-- start EXTRACTED MATERIAL --
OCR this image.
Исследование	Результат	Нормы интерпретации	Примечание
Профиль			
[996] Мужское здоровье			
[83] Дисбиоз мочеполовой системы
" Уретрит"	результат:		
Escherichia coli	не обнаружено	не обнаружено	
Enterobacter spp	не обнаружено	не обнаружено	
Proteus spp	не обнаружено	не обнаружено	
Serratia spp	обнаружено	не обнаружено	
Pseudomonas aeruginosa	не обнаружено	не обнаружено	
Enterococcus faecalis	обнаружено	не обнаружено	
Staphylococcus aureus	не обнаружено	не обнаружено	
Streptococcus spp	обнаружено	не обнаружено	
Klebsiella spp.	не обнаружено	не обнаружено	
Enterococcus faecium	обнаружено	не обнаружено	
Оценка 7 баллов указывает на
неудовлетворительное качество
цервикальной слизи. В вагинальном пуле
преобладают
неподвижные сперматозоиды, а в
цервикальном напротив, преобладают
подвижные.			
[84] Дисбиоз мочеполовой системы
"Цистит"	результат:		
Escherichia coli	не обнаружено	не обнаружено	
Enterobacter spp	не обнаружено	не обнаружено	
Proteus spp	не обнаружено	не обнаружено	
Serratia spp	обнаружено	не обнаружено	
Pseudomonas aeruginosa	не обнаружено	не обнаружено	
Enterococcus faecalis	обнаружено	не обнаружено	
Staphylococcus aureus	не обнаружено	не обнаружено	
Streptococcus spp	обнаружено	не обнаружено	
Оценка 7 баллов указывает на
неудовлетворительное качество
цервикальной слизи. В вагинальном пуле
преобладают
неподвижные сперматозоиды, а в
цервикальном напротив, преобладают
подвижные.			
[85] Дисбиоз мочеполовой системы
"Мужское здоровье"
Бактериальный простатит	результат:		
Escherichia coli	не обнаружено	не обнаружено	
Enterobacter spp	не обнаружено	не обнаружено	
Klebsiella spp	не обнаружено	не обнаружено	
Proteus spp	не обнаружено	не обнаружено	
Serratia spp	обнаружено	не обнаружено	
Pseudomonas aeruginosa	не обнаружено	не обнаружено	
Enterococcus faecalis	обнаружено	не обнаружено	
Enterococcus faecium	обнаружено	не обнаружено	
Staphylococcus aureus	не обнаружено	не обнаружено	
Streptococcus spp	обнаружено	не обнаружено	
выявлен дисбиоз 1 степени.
-- end EXTRACTED MATERIAL --
### [WHAT THE TASK REQUIRES]
Nothing should be left out: repeat all of the data exactly.

### [SOLVED PROBLEM]
OCR this image.
Исследование	Результат	Нормы интерпретации	Примечание
Профиль			
[996] Мужское здоровье			
[83] Дисбиоз мочеполовой системы
" Уретрит"	результат:		
Escherichia coli	не обнаружено	не обнаружено	
Enterobacter spp	не обнаружено	не обнаружено	
Proteus spp	не обнаружено	не обнаружено	
Serratia spp	обнаружено	не обнаружено	
Pseudomonas aeruginosa	не обнаружено	не обнаружено	
Enterococcus faecalis	обнаружено	не обнаружено	
Staphylococcus aureus	не обнаружено	не обнаружено	
Streptococcus spp	обнаружено	не обнаружено	
Klebsiella spp.	не обнаружено	не обнаружено	
Enterococcus faecium	обнаружено	не обнаружено	
Оценка 7 баллов указывает на
неудовлетворительное качество
цервикальной слизи. В вагинальном пуле
преобладают
неподвижные сперматозоиды, а в
цервикальном напротив, преобладают
подвижные.			
[84] Дисбиоз мочеполовой системы
"Цистит"	результат:		
Escherichia coli	не обнаружено	не обнаружено	
Enterobacter spp	не обнаружено	не обнаружено	
Proteus spp	не обнаружено	не обнаружено	
Serratia spp	обнаружено	не обнаружено	
Pseudomonas aeruginosa	не обнаружено	не обнаружено	
Enterococcus faecalis	обнаружено	не обнаружено	
Staphylococcus aureus	не обнаружено	не обнаружено	
Streptococcus spp	обнаружено	не обнаружено	
Оценка 7 баллов указывает на
неудовлетворительное качество
цервикальной слизи. В вагинальном пуле
преобладают
неподвижные сперматозоиды, а в
цервикальном напротив, преобладают
подвижные.			
[85] Дисбиоз мочеполовой системы
"Мужское здоровье"
Бактериальный простатит	результат:		
Escherichia coli	не обнаружено	не обнаружено	
Enterobacter spp	не обнаружено	не обнаружено	
Klebsiella spp	не обнаружено	не обнаружено	
Proteus spp	не обнаружено	не обнаружено	
Serratia spp	обнаружено	не обнаружено	
Pseudomonas aeruginosa	не обнаружено	не обнаружено	
Enterococcus faecalis	обнаружено	не обнаружено	
Enterococcus faecium	обнаружено	не обнаружено	
Staphylococcus aureus	не обнаружено	не обнаружено	
Streptococcus spp	обнаружено	не обнаружено	
выявлен дисбиоз 1 степени.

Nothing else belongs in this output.